:: WORK INSTRUCTION ::
In the abstract on cystobactamids biosynthesis, which organism is the source of the CysS homolog whose X-ray crystal structures are reported?

:: PASSAGE PROVIDED ::

********

Structural basis for iterative methylation by a cobalamin-dependent radical S-adenosylmethionine enzyme in cystobactamids biosynthesis

Cystobactamids are nonribosomal peptide natural products that function as DNA gyrase inhibitors, exhibiting significant antibacterial activity. They are isolated from Cystobacter sp. Cbv34 and contain various alkoxy groups on para-aminobenzoic acid moieties, which are believed to play a crucial role in antibacterial functions. The alkoxy groups are generated by iterative methylations on a methoxy group by the cobalamin (Cbl)-dependent radical S-adenosylmethionine (SAM) enzyme CysS. CysS catalyzes up to three methylations to give ethoxy, isopropoxy, sec-butoxy, and tert-butoxy groups. For each methylation, CysS uses a ping–pong mechanism in which two molecules of SAM are consumed. One SAM is used to methylate cob(I)alamin, while another generates a 5′-deoxyadenosyl 5′-radical to initiate substrate methylation. However, little is known about how the enzyme promotes both Cbl methylation and iterative substrate methylation, which occur by polar S_N2 and radical processes, respectively. Here, we report three X-ray crystal structures of a homolog of CysS from Corallococcus sp. CA054B. Two were determined in the presence of methoxy- and ethoxy-containing substrates, showing how CysS accommodates substrates and products during iterative methylation. The third structure, determined in the absence of a substrate, exhibits structural changes that reorient the SAM’s conformation to allow for the methylation of cob(I)alamin.

********

:: ENTRIES SUPPLIED ::
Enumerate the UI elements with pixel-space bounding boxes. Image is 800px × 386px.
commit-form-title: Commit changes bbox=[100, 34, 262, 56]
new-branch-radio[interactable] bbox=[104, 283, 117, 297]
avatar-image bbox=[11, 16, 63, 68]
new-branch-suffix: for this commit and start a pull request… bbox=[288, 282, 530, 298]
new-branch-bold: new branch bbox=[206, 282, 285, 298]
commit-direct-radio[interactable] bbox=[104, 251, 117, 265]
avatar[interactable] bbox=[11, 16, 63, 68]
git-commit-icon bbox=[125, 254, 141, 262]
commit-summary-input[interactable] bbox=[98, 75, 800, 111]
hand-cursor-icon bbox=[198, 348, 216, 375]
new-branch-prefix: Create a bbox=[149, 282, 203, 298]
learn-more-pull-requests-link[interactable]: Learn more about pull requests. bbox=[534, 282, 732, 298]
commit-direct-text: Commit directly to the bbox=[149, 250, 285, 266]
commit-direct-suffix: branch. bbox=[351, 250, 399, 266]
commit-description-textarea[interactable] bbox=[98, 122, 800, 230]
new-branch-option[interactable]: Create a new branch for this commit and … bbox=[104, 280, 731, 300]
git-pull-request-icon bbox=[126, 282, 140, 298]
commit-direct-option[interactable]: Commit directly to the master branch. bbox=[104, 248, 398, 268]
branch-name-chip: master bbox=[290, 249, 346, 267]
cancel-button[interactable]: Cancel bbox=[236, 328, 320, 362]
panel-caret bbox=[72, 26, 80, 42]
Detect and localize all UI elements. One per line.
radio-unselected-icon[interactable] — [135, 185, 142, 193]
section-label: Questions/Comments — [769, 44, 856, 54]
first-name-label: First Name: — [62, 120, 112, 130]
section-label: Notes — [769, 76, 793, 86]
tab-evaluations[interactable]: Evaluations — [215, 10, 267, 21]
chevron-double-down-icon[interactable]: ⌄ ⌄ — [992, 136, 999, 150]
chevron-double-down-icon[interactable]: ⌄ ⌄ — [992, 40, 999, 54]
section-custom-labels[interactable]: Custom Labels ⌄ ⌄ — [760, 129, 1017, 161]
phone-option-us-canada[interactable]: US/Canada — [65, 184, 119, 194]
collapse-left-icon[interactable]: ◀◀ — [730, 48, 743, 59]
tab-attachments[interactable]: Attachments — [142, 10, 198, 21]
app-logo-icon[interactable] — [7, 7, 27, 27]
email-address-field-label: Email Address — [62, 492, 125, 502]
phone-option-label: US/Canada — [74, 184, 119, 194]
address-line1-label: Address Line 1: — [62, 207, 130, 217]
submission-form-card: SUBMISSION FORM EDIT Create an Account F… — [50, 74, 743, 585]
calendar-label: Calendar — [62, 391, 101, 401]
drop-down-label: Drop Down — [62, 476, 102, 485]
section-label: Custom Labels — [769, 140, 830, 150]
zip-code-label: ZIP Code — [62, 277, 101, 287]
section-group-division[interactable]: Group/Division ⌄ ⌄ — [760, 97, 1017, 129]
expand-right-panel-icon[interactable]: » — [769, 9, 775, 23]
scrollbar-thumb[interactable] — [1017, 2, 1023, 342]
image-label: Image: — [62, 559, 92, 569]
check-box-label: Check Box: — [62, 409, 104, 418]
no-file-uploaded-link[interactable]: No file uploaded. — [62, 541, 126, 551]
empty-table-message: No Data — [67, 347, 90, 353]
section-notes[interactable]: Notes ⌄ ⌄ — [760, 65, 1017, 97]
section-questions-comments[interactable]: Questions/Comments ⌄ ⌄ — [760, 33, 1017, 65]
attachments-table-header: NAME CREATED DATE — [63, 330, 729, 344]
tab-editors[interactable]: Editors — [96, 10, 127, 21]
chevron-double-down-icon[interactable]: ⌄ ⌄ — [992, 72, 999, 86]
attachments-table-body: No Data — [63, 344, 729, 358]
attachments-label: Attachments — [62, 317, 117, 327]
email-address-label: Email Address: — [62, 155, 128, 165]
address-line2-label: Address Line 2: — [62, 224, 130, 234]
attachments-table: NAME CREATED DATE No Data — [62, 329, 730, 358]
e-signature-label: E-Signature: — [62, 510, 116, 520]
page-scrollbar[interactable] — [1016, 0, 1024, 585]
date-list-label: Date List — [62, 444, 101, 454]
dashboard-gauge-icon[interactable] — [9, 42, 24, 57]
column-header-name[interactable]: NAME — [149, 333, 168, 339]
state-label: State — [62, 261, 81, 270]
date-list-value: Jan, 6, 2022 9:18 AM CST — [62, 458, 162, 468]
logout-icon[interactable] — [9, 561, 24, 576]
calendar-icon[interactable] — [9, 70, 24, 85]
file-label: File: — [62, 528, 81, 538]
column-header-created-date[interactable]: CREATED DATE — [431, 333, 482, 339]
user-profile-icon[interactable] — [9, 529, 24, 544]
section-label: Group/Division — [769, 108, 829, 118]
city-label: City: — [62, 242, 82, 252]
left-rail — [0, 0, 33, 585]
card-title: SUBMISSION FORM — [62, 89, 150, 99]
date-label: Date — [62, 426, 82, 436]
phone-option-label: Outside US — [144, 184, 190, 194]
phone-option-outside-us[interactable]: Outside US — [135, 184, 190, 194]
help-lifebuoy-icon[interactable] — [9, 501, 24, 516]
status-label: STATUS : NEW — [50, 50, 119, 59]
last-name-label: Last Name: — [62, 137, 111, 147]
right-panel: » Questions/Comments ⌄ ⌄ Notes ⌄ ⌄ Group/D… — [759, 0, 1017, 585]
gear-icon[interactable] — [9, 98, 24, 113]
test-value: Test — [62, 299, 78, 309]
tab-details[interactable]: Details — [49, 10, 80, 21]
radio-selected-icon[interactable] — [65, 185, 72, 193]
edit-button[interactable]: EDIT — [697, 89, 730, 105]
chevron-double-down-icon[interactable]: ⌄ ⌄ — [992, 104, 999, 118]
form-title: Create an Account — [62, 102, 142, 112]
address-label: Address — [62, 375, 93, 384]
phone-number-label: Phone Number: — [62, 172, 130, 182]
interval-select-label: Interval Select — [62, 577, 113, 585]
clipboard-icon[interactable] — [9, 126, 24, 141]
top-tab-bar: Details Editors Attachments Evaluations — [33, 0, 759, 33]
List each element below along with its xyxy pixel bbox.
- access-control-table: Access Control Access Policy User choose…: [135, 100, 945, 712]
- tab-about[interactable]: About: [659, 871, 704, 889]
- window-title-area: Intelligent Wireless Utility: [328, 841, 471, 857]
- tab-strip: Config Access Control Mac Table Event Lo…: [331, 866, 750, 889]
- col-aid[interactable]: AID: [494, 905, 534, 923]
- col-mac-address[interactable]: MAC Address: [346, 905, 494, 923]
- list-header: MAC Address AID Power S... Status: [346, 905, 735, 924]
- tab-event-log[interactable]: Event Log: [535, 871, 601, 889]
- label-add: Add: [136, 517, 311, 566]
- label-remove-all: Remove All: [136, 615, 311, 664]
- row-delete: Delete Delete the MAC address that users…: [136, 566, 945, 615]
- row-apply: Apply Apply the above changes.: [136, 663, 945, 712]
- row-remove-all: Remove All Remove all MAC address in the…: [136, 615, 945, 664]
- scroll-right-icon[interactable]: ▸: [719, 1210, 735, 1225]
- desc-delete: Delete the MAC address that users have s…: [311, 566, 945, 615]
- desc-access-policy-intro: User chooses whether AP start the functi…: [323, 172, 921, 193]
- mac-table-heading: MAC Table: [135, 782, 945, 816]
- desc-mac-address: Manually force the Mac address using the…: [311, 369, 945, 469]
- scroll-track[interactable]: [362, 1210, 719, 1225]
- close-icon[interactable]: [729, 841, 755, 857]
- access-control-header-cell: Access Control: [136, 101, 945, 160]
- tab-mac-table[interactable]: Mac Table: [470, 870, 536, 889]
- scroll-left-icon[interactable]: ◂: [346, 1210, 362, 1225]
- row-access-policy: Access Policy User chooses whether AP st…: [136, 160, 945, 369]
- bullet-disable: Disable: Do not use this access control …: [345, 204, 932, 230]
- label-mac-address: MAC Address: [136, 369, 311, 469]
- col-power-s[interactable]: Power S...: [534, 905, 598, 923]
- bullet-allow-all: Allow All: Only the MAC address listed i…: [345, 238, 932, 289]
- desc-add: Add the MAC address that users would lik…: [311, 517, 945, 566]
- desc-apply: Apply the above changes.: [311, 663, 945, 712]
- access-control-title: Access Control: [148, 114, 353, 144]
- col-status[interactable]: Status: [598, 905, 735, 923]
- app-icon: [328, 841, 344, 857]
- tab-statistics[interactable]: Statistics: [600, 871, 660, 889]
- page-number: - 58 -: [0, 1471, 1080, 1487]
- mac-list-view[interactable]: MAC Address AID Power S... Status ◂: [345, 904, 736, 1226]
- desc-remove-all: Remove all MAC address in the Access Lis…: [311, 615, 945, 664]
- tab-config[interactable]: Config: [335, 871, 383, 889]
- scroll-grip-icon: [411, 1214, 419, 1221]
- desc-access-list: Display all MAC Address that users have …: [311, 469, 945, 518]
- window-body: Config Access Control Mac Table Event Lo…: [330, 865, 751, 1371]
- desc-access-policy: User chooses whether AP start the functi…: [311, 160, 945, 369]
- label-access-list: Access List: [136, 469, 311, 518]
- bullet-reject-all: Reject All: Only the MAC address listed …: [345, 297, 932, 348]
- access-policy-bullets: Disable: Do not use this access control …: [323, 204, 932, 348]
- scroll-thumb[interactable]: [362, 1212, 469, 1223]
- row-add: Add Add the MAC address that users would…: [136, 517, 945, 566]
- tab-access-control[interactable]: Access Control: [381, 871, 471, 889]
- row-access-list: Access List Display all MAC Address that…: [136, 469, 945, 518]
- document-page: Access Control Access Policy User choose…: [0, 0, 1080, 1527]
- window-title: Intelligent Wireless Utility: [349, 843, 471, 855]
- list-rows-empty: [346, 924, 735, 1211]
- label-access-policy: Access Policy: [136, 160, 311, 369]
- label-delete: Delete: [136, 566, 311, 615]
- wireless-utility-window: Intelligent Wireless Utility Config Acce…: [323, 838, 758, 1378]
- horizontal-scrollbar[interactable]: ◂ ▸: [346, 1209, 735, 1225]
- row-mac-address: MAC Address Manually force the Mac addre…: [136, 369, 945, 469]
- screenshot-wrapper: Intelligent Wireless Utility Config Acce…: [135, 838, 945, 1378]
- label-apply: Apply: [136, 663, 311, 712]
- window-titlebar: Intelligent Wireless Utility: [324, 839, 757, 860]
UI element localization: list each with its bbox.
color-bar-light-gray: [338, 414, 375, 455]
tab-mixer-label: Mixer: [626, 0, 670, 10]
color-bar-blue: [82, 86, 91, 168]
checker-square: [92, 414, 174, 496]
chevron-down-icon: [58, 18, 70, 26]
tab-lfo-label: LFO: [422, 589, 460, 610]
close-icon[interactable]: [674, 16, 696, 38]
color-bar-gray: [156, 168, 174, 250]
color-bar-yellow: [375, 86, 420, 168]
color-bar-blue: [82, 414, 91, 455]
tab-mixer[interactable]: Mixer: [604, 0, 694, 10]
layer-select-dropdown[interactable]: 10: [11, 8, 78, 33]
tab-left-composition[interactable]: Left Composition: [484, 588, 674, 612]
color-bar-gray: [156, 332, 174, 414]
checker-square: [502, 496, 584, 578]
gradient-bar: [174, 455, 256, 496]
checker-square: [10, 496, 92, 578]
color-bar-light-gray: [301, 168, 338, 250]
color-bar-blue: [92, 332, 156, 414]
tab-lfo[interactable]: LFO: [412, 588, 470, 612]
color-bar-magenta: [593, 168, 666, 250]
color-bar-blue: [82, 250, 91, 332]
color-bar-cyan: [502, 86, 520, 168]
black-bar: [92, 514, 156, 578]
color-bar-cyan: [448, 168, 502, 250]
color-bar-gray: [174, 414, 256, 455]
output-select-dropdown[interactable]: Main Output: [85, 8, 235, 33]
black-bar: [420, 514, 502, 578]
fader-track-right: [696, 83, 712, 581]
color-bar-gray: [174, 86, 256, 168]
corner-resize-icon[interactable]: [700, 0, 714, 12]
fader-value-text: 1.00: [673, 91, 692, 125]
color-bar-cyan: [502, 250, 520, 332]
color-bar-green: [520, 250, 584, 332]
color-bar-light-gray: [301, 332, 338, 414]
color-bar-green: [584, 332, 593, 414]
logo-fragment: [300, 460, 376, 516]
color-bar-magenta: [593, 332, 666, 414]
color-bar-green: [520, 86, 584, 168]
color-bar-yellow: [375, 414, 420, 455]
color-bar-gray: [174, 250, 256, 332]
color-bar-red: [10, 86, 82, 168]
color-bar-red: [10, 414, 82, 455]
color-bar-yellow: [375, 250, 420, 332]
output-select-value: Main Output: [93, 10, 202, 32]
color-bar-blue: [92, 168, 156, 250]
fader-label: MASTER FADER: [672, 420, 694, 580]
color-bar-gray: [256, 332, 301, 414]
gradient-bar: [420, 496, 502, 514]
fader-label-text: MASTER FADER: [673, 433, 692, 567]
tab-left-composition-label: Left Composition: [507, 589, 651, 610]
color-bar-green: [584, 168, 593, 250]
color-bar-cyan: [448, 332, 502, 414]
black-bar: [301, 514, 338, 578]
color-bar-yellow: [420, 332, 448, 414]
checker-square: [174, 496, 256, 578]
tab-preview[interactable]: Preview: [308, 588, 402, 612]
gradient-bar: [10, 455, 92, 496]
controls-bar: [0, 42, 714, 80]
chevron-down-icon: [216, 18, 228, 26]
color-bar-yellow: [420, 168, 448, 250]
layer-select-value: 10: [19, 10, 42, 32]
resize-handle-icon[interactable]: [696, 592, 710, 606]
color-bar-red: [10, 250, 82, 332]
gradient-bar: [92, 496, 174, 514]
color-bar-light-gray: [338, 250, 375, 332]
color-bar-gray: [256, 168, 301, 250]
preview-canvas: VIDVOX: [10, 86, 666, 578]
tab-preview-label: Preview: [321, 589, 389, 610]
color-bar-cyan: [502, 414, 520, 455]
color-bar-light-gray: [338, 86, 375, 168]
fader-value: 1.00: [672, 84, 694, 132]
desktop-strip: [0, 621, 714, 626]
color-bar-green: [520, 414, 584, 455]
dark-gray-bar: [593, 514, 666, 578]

********

:: OUTPUT OF THE TASK ::
Corallococcus sp. CA054B